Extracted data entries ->

········

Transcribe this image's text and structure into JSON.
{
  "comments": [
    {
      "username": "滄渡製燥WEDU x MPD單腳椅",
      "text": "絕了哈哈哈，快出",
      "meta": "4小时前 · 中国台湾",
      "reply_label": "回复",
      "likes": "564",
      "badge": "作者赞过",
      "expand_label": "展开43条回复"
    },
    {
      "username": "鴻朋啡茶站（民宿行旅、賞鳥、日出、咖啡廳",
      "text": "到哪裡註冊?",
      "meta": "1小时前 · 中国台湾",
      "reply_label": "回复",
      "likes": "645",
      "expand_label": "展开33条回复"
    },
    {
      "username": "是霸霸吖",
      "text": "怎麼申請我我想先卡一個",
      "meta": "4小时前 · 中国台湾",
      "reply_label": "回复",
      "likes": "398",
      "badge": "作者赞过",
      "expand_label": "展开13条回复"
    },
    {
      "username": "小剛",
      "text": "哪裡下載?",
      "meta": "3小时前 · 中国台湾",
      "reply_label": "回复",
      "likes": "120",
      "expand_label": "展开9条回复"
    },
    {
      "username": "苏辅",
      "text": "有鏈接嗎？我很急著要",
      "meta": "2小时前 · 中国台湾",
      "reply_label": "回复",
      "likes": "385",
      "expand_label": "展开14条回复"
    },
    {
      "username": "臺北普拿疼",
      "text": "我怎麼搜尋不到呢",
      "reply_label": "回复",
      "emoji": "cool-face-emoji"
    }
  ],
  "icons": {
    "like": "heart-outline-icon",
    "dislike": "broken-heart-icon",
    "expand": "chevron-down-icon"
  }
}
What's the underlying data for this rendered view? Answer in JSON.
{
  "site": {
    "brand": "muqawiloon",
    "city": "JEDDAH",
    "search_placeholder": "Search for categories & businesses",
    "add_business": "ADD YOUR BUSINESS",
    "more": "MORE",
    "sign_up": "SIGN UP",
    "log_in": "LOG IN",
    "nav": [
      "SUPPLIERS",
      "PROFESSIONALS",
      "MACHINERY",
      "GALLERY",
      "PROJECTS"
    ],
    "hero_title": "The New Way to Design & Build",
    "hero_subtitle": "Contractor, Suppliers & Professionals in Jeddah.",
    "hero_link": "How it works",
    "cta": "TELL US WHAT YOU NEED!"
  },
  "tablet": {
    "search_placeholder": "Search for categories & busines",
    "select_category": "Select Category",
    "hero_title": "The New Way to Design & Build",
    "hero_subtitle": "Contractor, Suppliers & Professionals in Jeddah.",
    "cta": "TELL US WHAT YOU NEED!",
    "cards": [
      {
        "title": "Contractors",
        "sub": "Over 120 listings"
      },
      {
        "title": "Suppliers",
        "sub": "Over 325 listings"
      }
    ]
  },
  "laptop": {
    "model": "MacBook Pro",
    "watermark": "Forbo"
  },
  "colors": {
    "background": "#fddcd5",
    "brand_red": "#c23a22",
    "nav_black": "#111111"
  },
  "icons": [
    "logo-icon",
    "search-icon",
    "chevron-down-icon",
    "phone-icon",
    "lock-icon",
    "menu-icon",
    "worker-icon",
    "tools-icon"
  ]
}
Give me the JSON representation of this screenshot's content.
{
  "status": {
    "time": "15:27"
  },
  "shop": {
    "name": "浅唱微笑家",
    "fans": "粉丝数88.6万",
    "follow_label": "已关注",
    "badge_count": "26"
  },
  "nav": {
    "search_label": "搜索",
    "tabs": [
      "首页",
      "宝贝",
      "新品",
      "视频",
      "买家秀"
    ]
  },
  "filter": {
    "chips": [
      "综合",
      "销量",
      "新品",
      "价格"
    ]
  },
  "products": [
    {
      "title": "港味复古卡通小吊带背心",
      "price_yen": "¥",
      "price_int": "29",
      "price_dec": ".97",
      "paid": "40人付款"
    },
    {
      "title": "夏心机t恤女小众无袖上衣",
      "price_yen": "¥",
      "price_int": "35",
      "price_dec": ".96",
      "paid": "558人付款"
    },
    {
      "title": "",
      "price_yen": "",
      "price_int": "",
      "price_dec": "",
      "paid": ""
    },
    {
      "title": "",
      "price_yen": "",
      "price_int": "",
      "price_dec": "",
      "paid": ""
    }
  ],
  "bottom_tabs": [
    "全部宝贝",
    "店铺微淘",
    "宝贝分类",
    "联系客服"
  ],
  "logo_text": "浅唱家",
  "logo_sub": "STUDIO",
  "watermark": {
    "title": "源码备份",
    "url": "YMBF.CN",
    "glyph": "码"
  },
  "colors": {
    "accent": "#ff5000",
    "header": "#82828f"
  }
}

········

What is required ->
Output each entry precisely as given.

Correct answer ->
Transcribe this image's text and structure into JSON.
{
  "comments": [
    {
      "username": "滄渡製燥WEDU x MPD單腳椅",
      "text": "絕了哈哈哈，快出",
      "meta": "4小时前 · 中国台湾",
      "reply_label": "回复",
      "likes": "564",
      "badge": "作者赞过",
      "expand_label": "展开43条回复"
    },
    {
      "username": "鴻朋啡茶站（民宿行旅、賞鳥、日出、咖啡廳",
      "text": "到哪裡註冊?",
      "meta": "1小时前 · 中国台湾",
      "reply_label": "回复",
      "likes": "645",
      "expand_label": "展开33条回复"
    },
    {
      "username": "是霸霸吖",
      "text": "怎麼申請我我想先卡一個",
      "meta": "4小时前 · 中国台湾",
      "reply_label": "回复",
      "likes": "398",
      "badge": "作者赞过",
      "expand_label": "展开13条回复"
    },
    {
      "username": "小剛",
      "text": "哪裡下載?",
      "meta": "3小时前 · 中国台湾",
      "reply_label": "回复",
      "likes": "120",
      "expand_label": "展开9条回复"
    },
    {
      "username": "苏辅",
      "text": "有鏈接嗎？我很急著要",
      "meta": "2小时前 · 中国台湾",
      "reply_label": "回复",
      "likes": "385",
      "expand_label": "展开14条回复"
    },
    {
      "username": "臺北普拿疼",
      "text": "我怎麼搜尋不到呢",
      "reply_label": "回复",
      "emoji": "cool-face-emoji"
    }
  ],
  "icons": {
    "like": "heart-outline-icon",
    "dislike": "broken-heart-icon",
    "expand": "chevron-down-icon"
  }
}
What's the underlying data for this rendered view? Answer in JSON.
{
  "site": {
    "brand": "muqawiloon",
    "city": "JEDDAH",
    "search_placeholder": "Search for categories & businesses",
    "add_business": "ADD YOUR BUSINESS",
    "more": "MORE",
    "sign_up": "SIGN UP",
    "log_in": "LOG IN",
    "nav": [
      "SUPPLIERS",
      "PROFESSIONALS",
      "MACHINERY",
      "GALLERY",
      "PROJECTS"
    ],
    "hero_title": "The New Way to Design & Build",
    "hero_subtitle": "Contractor, Suppliers & Professionals in Jeddah.",
    "hero_link": "How it works",
    "cta": "TELL US WHAT YOU NEED!"
  },
  "tablet": {
    "search_placeholder": "Search for categories & busines",
    "select_category": "Select Category",
    "hero_title": "The New Way to Design & Build",
    "hero_subtitle": "Contractor, Suppliers & Professionals in Jeddah.",
    "cta": "TELL US WHAT YOU NEED!",
    "cards": [
      {
        "title": "Contractors",
        "sub": "Over 120 listings"
      },
      {
        "title": "Suppliers",
        "sub": "Over 325 listings"
      }
    ]
  },
  "laptop": {
    "model": "MacBook Pro",
    "watermark": "Forbo"
  },
  "colors": {
    "background": "#fddcd5",
    "brand_red": "#c23a22",
    "nav_black": "#111111"
  },
  "icons": [
    "logo-icon",
    "search-icon",
    "chevron-down-icon",
    "phone-icon",
    "lock-icon",
    "menu-icon",
    "worker-icon",
    "tools-icon"
  ]
}
Give me the JSON representation of this screenshot's content.
{
  "status": {
    "time": "15:27"
  },
  "shop": {
    "name": "浅唱微笑家",
    "fans": "粉丝数88.6万",
    "follow_label": "已关注",
    "badge_count": "26"
  },
  "nav": {
    "search_label": "搜索",
    "tabs": [
      "首页",
      "宝贝",
      "新品",
      "视频",
      "买家秀"
    ]
  },
  "filter": {
    "chips": [
      "综合",
      "销量",
      "新品",
      "价格"
    ]
  },
  "products": [
    {
      "title": "港味复古卡通小吊带背心",
      "price_yen": "¥",
      "price_int": "29",
      "price_dec": ".97",
      "paid": "40人付款"
    },
    {
      "title": "夏心机t恤女小众无袖上衣",
      "price_yen": "¥",
      "price_int": "35",
      "price_dec": ".96",
      "paid": "558人付款"
    },
    {
      "title": "",
      "price_yen": "",
      "price_int": "",
      "price_dec": "",
      "paid": ""
    },
    {
      "title": "",
      "price_yen": "",
      "price_int": "",
      "price_dec": "",
      "paid": ""
    }
  ],
  "bottom_tabs": [
    "全部宝贝",
    "店铺微淘",
    "宝贝分类",
    "联系客服"
  ],
  "logo_text": "浅唱家",
  "logo_sub": "STUDIO",
  "watermark": {
    "title": "源码备份",
    "url": "YMBF.CN",
    "glyph": "码"
  },
  "colors": {
    "accent": "#ff5000",
    "header": "#82828f"
  }
}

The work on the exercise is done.